— Start DATASET EXTRACT —

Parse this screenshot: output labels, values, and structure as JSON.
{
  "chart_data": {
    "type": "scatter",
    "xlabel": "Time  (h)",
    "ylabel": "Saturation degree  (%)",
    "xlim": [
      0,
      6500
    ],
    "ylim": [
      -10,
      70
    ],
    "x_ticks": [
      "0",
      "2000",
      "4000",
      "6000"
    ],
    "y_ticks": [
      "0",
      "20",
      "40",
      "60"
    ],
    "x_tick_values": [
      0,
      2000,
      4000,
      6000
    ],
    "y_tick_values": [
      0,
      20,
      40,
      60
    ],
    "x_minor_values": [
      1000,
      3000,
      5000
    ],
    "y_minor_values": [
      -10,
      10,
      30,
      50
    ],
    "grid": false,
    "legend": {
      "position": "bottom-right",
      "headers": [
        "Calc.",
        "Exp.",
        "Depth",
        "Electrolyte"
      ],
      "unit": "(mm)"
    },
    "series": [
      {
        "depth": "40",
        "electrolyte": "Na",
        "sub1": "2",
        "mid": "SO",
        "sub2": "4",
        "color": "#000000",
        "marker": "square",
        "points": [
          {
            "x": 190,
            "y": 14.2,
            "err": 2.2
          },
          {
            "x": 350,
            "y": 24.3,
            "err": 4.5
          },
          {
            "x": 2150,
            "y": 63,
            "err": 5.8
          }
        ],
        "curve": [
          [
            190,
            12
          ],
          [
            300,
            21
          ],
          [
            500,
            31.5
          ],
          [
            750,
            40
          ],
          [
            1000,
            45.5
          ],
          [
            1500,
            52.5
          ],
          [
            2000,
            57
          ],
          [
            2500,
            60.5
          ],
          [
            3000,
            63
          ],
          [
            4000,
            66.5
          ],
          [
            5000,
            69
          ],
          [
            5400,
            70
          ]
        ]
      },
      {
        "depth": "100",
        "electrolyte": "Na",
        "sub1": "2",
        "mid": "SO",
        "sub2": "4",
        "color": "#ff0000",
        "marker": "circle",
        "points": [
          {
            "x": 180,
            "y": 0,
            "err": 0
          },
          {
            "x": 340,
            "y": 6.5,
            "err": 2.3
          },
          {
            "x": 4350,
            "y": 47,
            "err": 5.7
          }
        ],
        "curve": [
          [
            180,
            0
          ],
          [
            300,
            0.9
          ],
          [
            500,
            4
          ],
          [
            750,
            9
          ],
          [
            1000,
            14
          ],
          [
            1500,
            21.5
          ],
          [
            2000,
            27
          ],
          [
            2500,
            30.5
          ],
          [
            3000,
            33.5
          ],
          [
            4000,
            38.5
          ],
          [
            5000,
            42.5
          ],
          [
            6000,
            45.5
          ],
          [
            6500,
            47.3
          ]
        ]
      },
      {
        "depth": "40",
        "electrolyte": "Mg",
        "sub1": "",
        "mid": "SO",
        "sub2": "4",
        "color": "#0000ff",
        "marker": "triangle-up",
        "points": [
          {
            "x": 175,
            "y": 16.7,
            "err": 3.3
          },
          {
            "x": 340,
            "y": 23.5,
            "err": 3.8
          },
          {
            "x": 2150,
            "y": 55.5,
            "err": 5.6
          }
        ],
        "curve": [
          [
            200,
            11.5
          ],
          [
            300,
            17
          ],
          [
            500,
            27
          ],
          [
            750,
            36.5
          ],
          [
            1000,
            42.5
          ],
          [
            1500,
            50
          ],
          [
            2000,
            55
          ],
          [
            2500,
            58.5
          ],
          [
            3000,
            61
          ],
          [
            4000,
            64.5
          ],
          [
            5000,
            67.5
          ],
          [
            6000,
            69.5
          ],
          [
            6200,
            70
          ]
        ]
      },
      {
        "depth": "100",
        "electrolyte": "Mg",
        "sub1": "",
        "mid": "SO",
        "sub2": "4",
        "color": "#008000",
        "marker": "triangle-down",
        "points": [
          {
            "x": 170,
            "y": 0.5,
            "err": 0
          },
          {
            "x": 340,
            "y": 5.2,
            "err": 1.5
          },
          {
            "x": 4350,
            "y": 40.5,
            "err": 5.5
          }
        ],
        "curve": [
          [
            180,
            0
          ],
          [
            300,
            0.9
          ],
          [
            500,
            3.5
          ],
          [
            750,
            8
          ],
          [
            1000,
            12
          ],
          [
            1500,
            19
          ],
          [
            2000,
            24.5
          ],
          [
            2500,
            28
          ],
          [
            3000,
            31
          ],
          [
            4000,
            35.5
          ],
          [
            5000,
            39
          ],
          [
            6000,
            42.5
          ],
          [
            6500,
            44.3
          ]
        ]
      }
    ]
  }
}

— End DATASET EXTRACT —

■ **WHAT YOU WILL DO**
Copy out every line of the material above that mentions the word "marker".

■ **SOLVED PROBLEM**
        "marker": "square",
        "marker": "circle",
        "marker": "triangle-up",
        "marker": "triangle-down",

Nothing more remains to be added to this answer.